───── Extract to read

Book Review: Lust & Philosophy by Isham Cook

Lust & PhilosophyLust & Philosophy by Isham Cook
My rating: 3 of 5 stars

Ex-Pat in Beijing, Isham Cook, takes us through the mundane life of an adjunct English faculty member that turns out to be not so mundane after all. Isham has a habit of turning every interaction that is supposed to be just between a teacher and student in English into something suggestive. When he isn't doing that; he's setting off the nudity alarms at his massage school that was meant to be an escape from the over-intellectualizing of everything at Univerity of Chicago. Isham has a history of bad luck that precedes all this.

He was born into a family where his mom married a man named Joe who took them all over the world and never allowed Isham the freedom or funds to actually enjoy or experience the places he visited. One particular thing he wanted to experience in all of these places was the women. He improved his success rate as he went and even though his original bewitching beauty in Beijing does a disappearing act, he finds a way that transcends reality to reunite with her.

──────────
───── Dataset content

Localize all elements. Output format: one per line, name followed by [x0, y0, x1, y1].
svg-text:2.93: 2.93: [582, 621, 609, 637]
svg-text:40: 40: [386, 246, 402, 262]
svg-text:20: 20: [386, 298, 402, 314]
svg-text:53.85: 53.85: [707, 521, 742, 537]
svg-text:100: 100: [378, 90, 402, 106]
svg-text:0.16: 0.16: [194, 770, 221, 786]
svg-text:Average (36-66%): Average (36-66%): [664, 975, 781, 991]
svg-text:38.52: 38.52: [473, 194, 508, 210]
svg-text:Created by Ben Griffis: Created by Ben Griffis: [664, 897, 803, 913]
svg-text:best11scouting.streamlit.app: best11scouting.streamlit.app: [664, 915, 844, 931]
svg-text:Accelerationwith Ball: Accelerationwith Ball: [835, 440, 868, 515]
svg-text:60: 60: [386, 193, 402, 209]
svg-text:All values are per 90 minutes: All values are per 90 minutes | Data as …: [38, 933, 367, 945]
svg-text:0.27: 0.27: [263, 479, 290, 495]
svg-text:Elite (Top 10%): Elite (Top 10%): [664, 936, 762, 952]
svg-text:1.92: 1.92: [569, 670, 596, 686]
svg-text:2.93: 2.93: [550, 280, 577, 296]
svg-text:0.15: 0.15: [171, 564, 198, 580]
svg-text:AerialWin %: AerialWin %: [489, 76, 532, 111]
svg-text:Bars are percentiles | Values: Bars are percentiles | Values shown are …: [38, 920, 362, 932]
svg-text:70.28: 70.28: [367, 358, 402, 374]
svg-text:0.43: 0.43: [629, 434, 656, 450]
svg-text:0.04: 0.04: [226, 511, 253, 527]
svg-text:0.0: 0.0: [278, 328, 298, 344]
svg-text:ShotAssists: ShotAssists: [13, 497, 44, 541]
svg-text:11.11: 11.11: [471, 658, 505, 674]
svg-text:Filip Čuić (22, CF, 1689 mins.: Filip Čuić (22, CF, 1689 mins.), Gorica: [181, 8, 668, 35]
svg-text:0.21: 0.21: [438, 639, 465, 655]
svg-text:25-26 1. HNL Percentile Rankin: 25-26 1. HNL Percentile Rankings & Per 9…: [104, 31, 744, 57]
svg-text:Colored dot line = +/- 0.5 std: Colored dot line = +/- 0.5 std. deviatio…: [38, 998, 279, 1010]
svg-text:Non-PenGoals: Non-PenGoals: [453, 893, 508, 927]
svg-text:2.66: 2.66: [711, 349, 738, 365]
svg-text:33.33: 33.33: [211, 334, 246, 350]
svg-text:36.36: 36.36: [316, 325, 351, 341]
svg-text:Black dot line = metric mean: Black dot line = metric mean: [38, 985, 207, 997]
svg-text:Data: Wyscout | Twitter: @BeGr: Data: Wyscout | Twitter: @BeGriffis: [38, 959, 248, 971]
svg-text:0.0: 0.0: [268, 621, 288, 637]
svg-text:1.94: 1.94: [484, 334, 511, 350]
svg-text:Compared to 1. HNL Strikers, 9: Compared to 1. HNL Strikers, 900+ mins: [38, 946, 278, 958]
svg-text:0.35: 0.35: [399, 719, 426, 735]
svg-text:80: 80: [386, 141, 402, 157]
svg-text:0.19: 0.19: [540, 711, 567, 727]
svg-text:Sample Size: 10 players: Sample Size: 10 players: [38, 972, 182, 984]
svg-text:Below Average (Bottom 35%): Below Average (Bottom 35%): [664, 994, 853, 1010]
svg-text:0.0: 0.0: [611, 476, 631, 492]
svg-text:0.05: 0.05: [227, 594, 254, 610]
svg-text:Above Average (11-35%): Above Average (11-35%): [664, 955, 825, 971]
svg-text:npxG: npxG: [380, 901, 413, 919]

──────────

- **Required work**:
1 - Repeat the stretch of the book review from "He was born" through "reunite with her.".
2 - According to the book review, what was the name of the man Isham's mother married?

- **Results of the tasks**:
1 -
He was born into a family where his mom married a man named Joe who took them all over the world and never allowed Isham the freedom or funds to actually enjoy or experience the places he visited. One particular thing he wanted to experience in all of these places was the women. He improved his success rate as he went and even though his original bewitching beauty in Beijing does a disappearing act, he finds a way that transcends reality to reunite with her.

2 - Joe